**DATA SUPPLIED**
◆ ◆ ◆

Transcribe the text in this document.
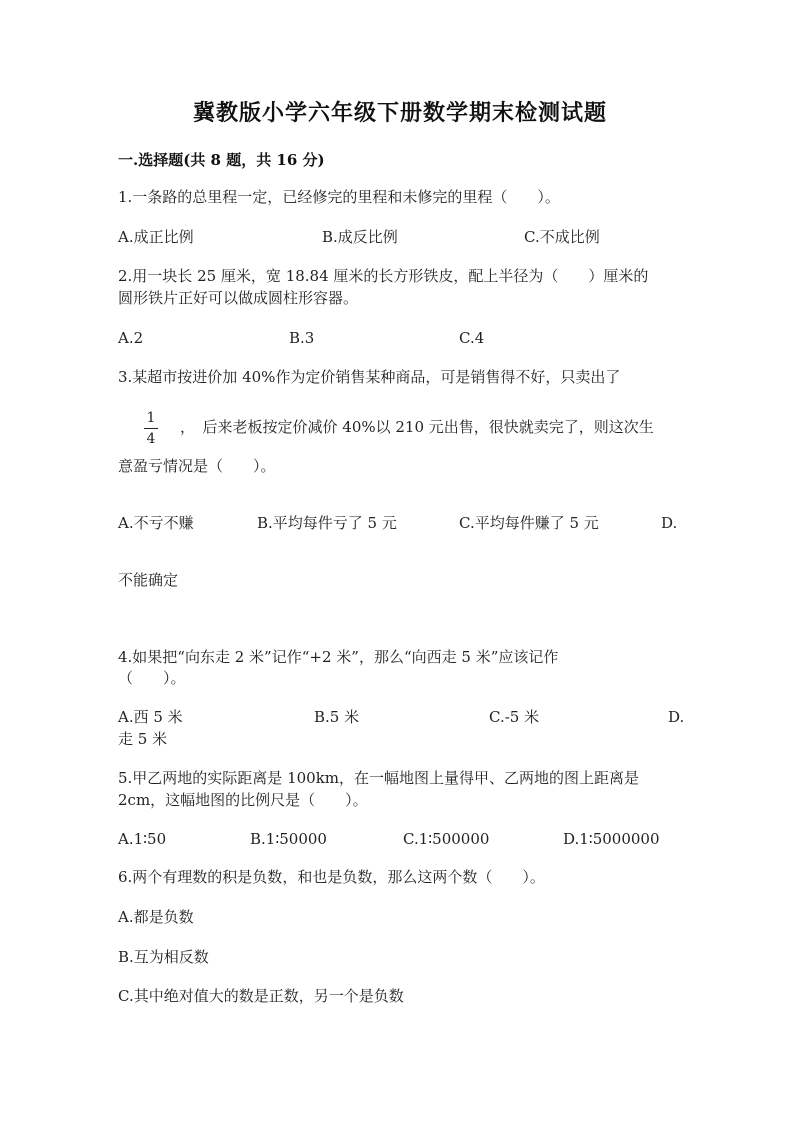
冀教版小学六年级下册数学期末检测试题
一.选择题(共 8 题，共 16 分)
1.一条路的总里程一定，已经修完的里程和未修完的里程（　　）。
A.成正比例	B.成反比例	C.不成比例
2.用一块长 25 厘米，宽 18.84 厘米的长方形铁皮，配上半径为（　　）厘米的
圆形铁片正好可以做成圆柱形容器。
A.2	B.3	C.4
3.某超市按进价加 40%作为定价销售某种商品，可是销售得不好，只卖出了
1
4
，　后来老板按定价减价 40%以 210 元出售，很快就卖完了，则这次生
意盈亏情况是（　　）。
A.不亏不赚	B.平均每件亏了 5 元	C.平均每件赚了 5 元	D.
不能确定
4.如果把“向东走 2 米”记作“+2 米”，那么“向西走 5 米”应该记作
（　　）。
A.西 5 米	B.5 米	C.-5 米	D.
走 5 米
5.甲乙两地的实际距离是 100km，在一幅地图上量得甲、乙两地的图上距离是
2cm，这幅地图的比例尺是（　　）。
A.1∶50	B.1∶50000	C.1∶500000	D.1∶5000000
6.两个有理数的积是负数，和也是负数，那么这两个数（　　）。
A.都是负数
B.互为相反数
C.其中绝对值大的数是正数，另一个是负数
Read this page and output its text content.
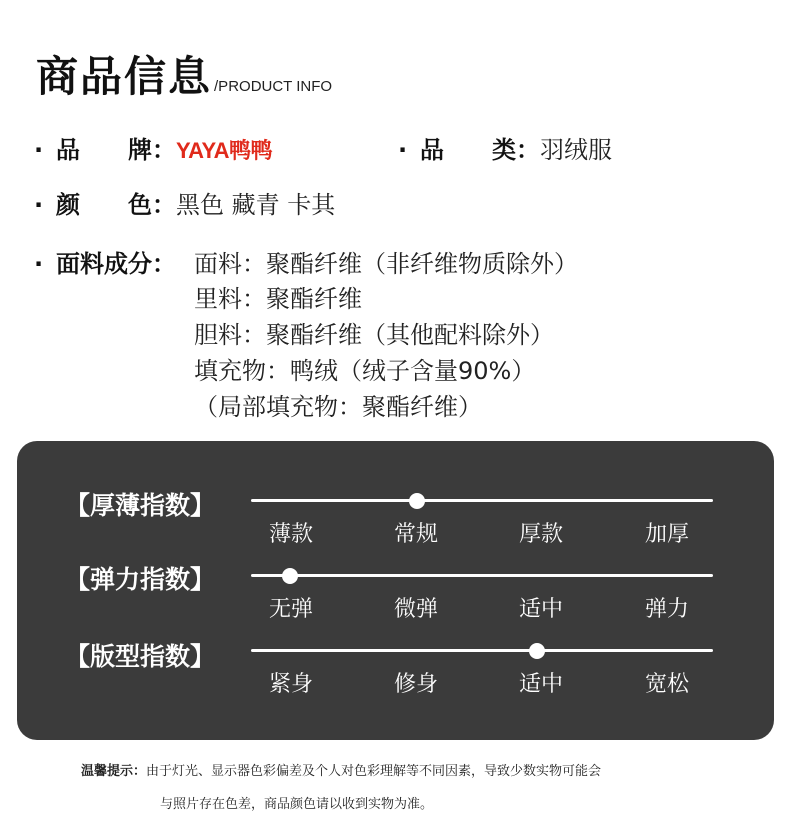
商品信息 /PRODUCT INFO
· 品　　牌：YAYA鸭鸭	· 品　　类：羽绒服
· 颜　　色：黑色 藏青 卡其
· 面料成分： 面料：聚酯纤维（非纤维物质除外）
里料：聚酯纤维
胆料：聚酯纤维（其他配料除外）
填充物：鸭绒（绒子含量90%）
（局部填充物：聚酯纤维）
【厚薄指数】
薄款	常规	厚款	加厚
【弹力指数】
无弹	微弹	适中	弹力
【版型指数】
紧身	修身	适中	宽松
温馨提示：由于灯光、显示器色彩偏差及个人对色彩理解等不同因素，导致少数实物可能会
与照片存在色差，商品颜色请以收到实物为准。
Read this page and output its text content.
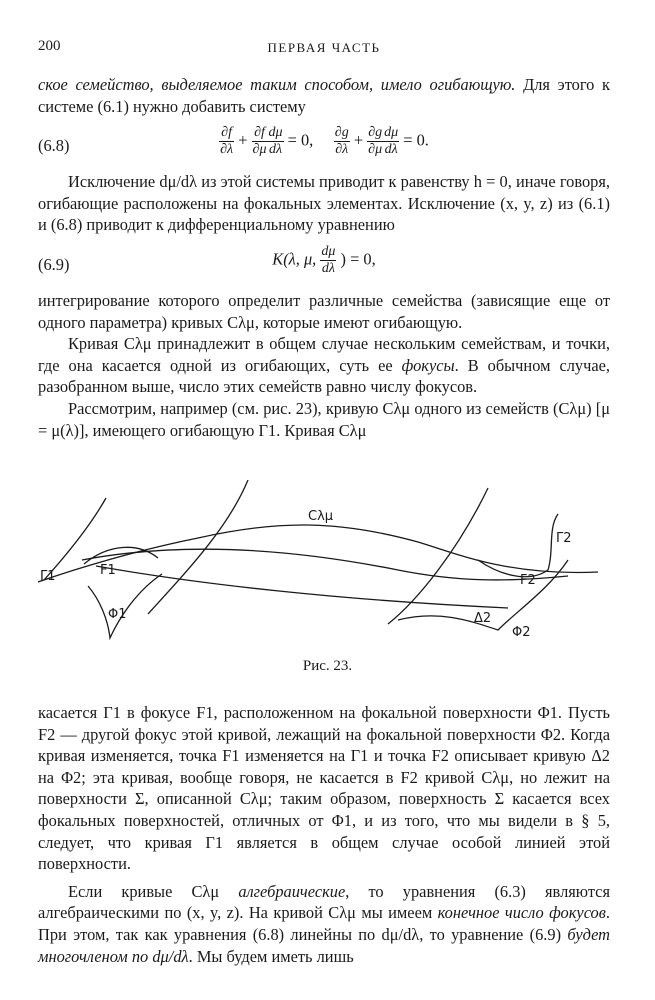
200	ПЕРВАЯ ЧАСТЬ

ское семейство, выделяемое таким способом, имело огибающую. Для этого к системе (6.1) нужно добавить систему

(6.8)	$\frac{\partial f}{\partial\lambda} + \frac{\partial f}{\partial\mu} \frac{d\mu}{d\lambda} = 0$, $\frac{\partial g}{\partial\lambda} + \frac{\partial g}{\partial\mu} \frac{d\mu}{d\lambda} = 0$.

Исключение dμ/dλ из этой системы приводит к равенству h = 0, иначе говоря, огибающие расположены на фокальных элементах. Исключение (x, y, z) из (6.1) и (6.8) приводит к дифференциальному уравнению

(6.9)	K(λ, μ, $\frac{d\mu}{d\lambda}$ ) = 0,

интегрирование которого определит различные семейства (зависящие еще от одного параметра) кривых Cλμ, которые имеют огибающую.

Кривая Cλμ принадлежит в общем случае нескольким семействам, и точки, где она касается одной из огибающих, суть ее фокусы. В обычном случае, разобранном выше, число этих семейств равно числу фокусов.

Рассмотрим, например (см. рис. 23), кривую Cλμ одного из семейств (Cλμ) [μ = μ(λ)], имеющего огибающую Γ1. Кривая Cλμ

Cλμ
Γ1	F1
Φ1
Γ2
F2
Δ2
Φ2
Рис. 23.

касается Γ1 в фокусе F1, расположенном на фокальной поверхности Φ1. Пусть F2 — другой фокус этой кривой, лежащий на фокальной поверхности Φ2. Когда кривая изменяется, точка F1 изменяется на Γ1 и точка F2 описывает кривую Δ2 на Φ2; эта кривая, вообще говоря, не касается в F2 кривой Cλμ, но лежит на поверхности Σ, описанной Cλμ; таким образом, поверхность Σ касается всех фокальных поверхностей, отличных от Φ1, и из того, что мы видели в § 5, следует, что кривая Γ1 является в общем случае особой линией этой поверхности.

Если кривые Cλμ алгебраические, то уравнения (6.3) являются алгебраическими по (x, y, z). На кривой Cλμ мы имеем конечное число фокусов. При этом, так как уравнения (6.8) линейны по dμ/dλ, то уравнение (6.9) будет многочленом по dμ/dλ. Мы будем иметь лишь
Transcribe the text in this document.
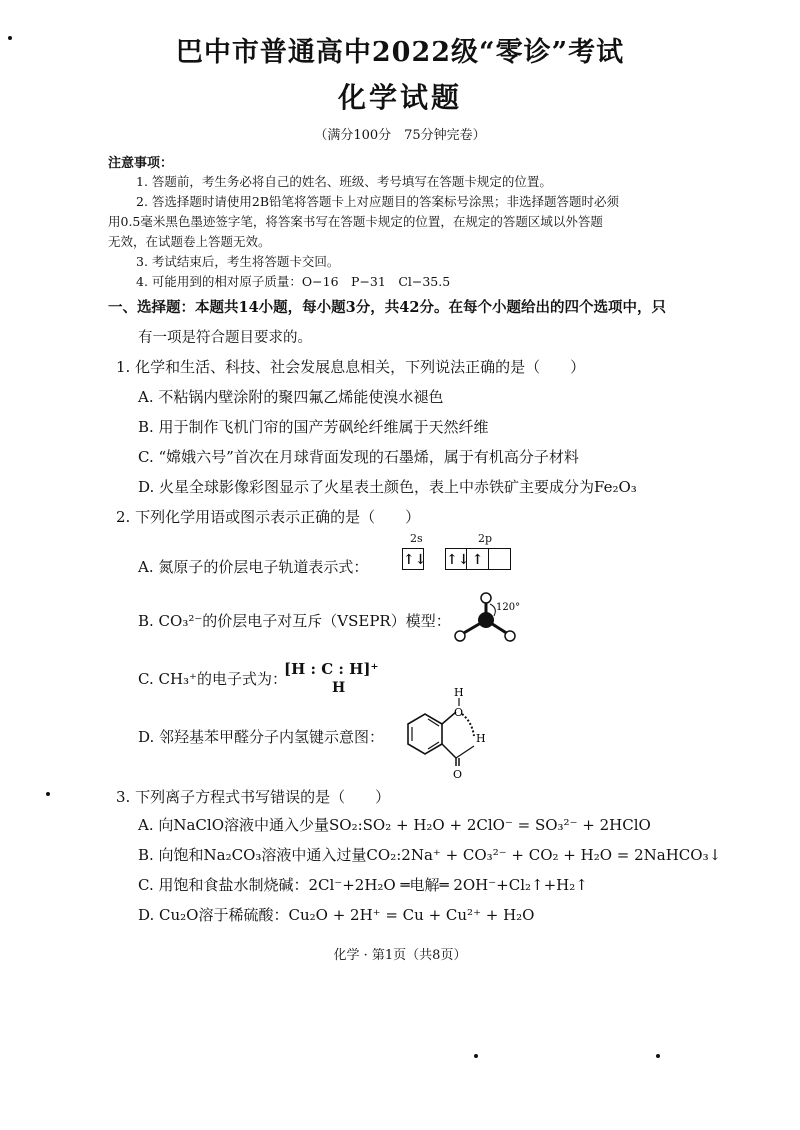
巴中市普通高中2022级“零诊”考试
化学试题
（满分100分　75分钟完卷）
注意事项：
1. 答题前，考生务必将自己的姓名、班级、考号填写在答题卡规定的位置。
2. 答选择题时请使用2B铅笔将答题卡上对应题目的答案标号涂黑；非选择题答题时必须
用0.5毫米黑色墨迹签字笔，将答案书写在答题卡规定的位置，在规定的答题区域以外答题
无效，在试题卷上答题无效。
3. 考试结束后，考生将答题卡交回。
4. 可能用到的相对原子质量：O−16　P−31　Cl−35.5
一、选择题：本题共14小题，每小题3分，共42分。在每个小题给出的四个选项中，只
有一项是符合题目要求的。
1. 化学和生活、科技、社会发展息息相关，下列说法正确的是（　　）
A. 不粘锅内壁涂附的聚四氟乙烯能使溴水褪色
B. 用于制作飞机门帘的国产芳砜纶纤维属于天然纤维
C. “嫦娥六号”首次在月球背面发现的石墨烯，属于有机高分子材料
D. 火星全球影像彩图显示了火星表土颜色，表上中赤铁矿主要成分为Fe₂O₃
2. 下列化学用语或图示表示正确的是（　　）
A. 氮原子的价层电子轨道表示式：
2s	2p
↑↓ ↑↓ ↑
B. CO₃²⁻的价层电子对互斥（VSEPR）模型：
120°
C. CH₃⁺的电子式为：
[H : C : H]⁺
H
D. 邻羟基苯甲醛分子内氢键示意图：
H
O
H
O
3. 下列离子方程式书写错误的是（　　）
A. 向NaClO溶液中通入少量SO₂:SO₂ + H₂O + 2ClO⁻ = SO₃²⁻ + 2HClO
B. 向饱和Na₂CO₃溶液中通入过量CO₂:2Na⁺ + CO₃²⁻ + CO₂ + H₂O = 2NaHCO₃↓
C. 用饱和食盐水制烧碱：2Cl⁻+2H₂O ═电解═ 2OH⁻+Cl₂↑+H₂↑
D. Cu₂O溶于稀硫酸：Cu₂O + 2H⁺ = Cu + Cu²⁺ + H₂O
化学 · 第1页（共8页）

◆ ◆ ◆

**GIVEN INSTRUCTION**
Write out the listing word for word, omitting the pictures it holds.

**EXERCISE RESULT**
Transcribe the text in this document.
冀教版小学六年级下册数学期末检测试题
一.选择题(共 8 题，共 16 分)
1.一条路的总里程一定，已经修完的里程和未修完的里程（　　）。
A.成正比例	B.成反比例	C.不成比例
2.用一块长 25 厘米，宽 18.84 厘米的长方形铁皮，配上半径为（　　）厘米的
圆形铁片正好可以做成圆柱形容器。
A.2	B.3	C.4
3.某超市按进价加 40%作为定价销售某种商品，可是销售得不好，只卖出了
1
4
，　后来老板按定价减价 40%以 210 元出售，很快就卖完了，则这次生
意盈亏情况是（　　）。
A.不亏不赚	B.平均每件亏了 5 元	C.平均每件赚了 5 元	D.
不能确定
4.如果把“向东走 2 米”记作“+2 米”，那么“向西走 5 米”应该记作
（　　）。
A.西 5 米	B.5 米	C.-5 米	D.
走 5 米
5.甲乙两地的实际距离是 100km，在一幅地图上量得甲、乙两地的图上距离是
2cm，这幅地图的比例尺是（　　）。
A.1∶50	B.1∶50000	C.1∶500000	D.1∶5000000
6.两个有理数的积是负数，和也是负数，那么这两个数（　　）。
A.都是负数
B.互为相反数
C.其中绝对值大的数是正数，另一个是负数
Read this page and output its text content.
商品信息 /PRODUCT INFO
· 品　　牌：YAYA鸭鸭	· 品　　类：羽绒服
· 颜　　色：黑色 藏青 卡其
· 面料成分： 面料：聚酯纤维（非纤维物质除外）
里料：聚酯纤维
胆料：聚酯纤维（其他配料除外）
填充物：鸭绒（绒子含量90%）
（局部填充物：聚酯纤维）
【厚薄指数】
薄款	常规	厚款	加厚
【弹力指数】
无弹	微弹	适中	弹力
【版型指数】
紧身	修身	适中	宽松
温馨提示：由于灯光、显示器色彩偏差及个人对色彩理解等不同因素，导致少数实物可能会
与照片存在色差，商品颜色请以收到实物为准。
Read this page and output its text content.
200	ПЕРВАЯ ЧАСТЬ

ское семейство, выделяемое таким способом, имело огибающую. Для этого к системе (6.1) нужно добавить систему

(6.8)	$\frac{\partial f}{\partial\lambda} + \frac{\partial f}{\partial\mu} \frac{d\mu}{d\lambda} = 0$, $\frac{\partial g}{\partial\lambda} + \frac{\partial g}{\partial\mu} \frac{d\mu}{d\lambda} = 0$.

Исключение dμ/dλ из этой системы приводит к равенству h = 0, иначе говоря, огибающие расположены на фокальных элементах. Исключение (x, y, z) из (6.1) и (6.8) приводит к дифференциальному уравнению

(6.9)	K(λ, μ, $\frac{d\mu}{d\lambda}$ ) = 0,

интегрирование которого определит различные семейства (зависящие еще от одного параметра) кривых Cλμ, которые имеют огибающую.

Кривая Cλμ принадлежит в общем случае нескольким семействам, и точки, где она касается одной из огибающих, суть ее фокусы. В обычном случае, разобранном выше, число этих семейств равно числу фокусов.

Рассмотрим, например (см. рис. 23), кривую Cλμ одного из семейств (Cλμ) [μ = μ(λ)], имеющего огибающую Γ1. Кривая Cλμ

Cλμ
Γ1	F1
Φ1
Γ2
F2
Δ2
Φ2
Рис. 23.

касается Γ1 в фокусе F1, расположенном на фокальной поверхности Φ1. Пусть F2 — другой фокус этой кривой, лежащий на фокальной поверхности Φ2. Когда кривая изменяется, точка F1 изменяется на Γ1 и точка F2 описывает кривую Δ2 на Φ2; эта кривая, вообще говоря, не касается в F2 кривой Cλμ, но лежит на поверхности Σ, описанной Cλμ; таким образом, поверхность Σ касается всех фокальных поверхностей, отличных от Φ1, и из того, что мы видели в § 5, следует, что кривая Γ1 является в общем случае особой линией этой поверхности.

Если кривые Cλμ алгебраические, то уравнения (6.3) являются алгебраическими по (x, y, z). На кривой Cλμ мы имеем конечное число фокусов. При этом, так как уравнения (6.8) линейны по dμ/dλ, то уравнение (6.9) будет многочленом по dμ/dλ. Мы будем иметь лишь
Transcribe the text in this document.
巴中市普通高中2022级“零诊”考试
化学试题
（满分100分　75分钟完卷）
注意事项：
1. 答题前，考生务必将自己的姓名、班级、考号填写在答题卡规定的位置。
2. 答选择题时请使用2B铅笔将答题卡上对应题目的答案标号涂黑；非选择题答题时必须
用0.5毫米黑色墨迹签字笔，将答案书写在答题卡规定的位置，在规定的答题区域以外答题
无效，在试题卷上答题无效。
3. 考试结束后，考生将答题卡交回。
4. 可能用到的相对原子质量：O−16　P−31　Cl−35.5
一、选择题：本题共14小题，每小题3分，共42分。在每个小题给出的四个选项中，只
有一项是符合题目要求的。
1. 化学和生活、科技、社会发展息息相关，下列说法正确的是（　　）
A. 不粘锅内壁涂附的聚四氟乙烯能使溴水褪色
B. 用于制作飞机门帘的国产芳砜纶纤维属于天然纤维
C. “嫦娥六号”首次在月球背面发现的石墨烯，属于有机高分子材料
D. 火星全球影像彩图显示了火星表土颜色，表上中赤铁矿主要成分为Fe₂O₃
2. 下列化学用语或图示表示正确的是（　　）
A. 氮原子的价层电子轨道表示式：
2s	2p
↑↓ ↑↓ ↑
B. CO₃²⁻的价层电子对互斥（VSEPR）模型：
120°
C. CH₃⁺的电子式为：
[H : C : H]⁺
H
D. 邻羟基苯甲醛分子内氢键示意图：
H
O
H
O
3. 下列离子方程式书写错误的是（　　）
A. 向NaClO溶液中通入少量SO₂:SO₂ + H₂O + 2ClO⁻ = SO₃²⁻ + 2HClO
B. 向饱和Na₂CO₃溶液中通入过量CO₂:2Na⁺ + CO₃²⁻ + CO₂ + H₂O = 2NaHCO₃↓
C. 用饱和食盐水制烧碱：2Cl⁻+2H₂O ═电解═ 2OH⁻+Cl₂↑+H₂↑
D. Cu₂O溶于稀硫酸：Cu₂O + 2H⁺ = Cu + Cu²⁺ + H₂O
化学 · 第1页（共8页）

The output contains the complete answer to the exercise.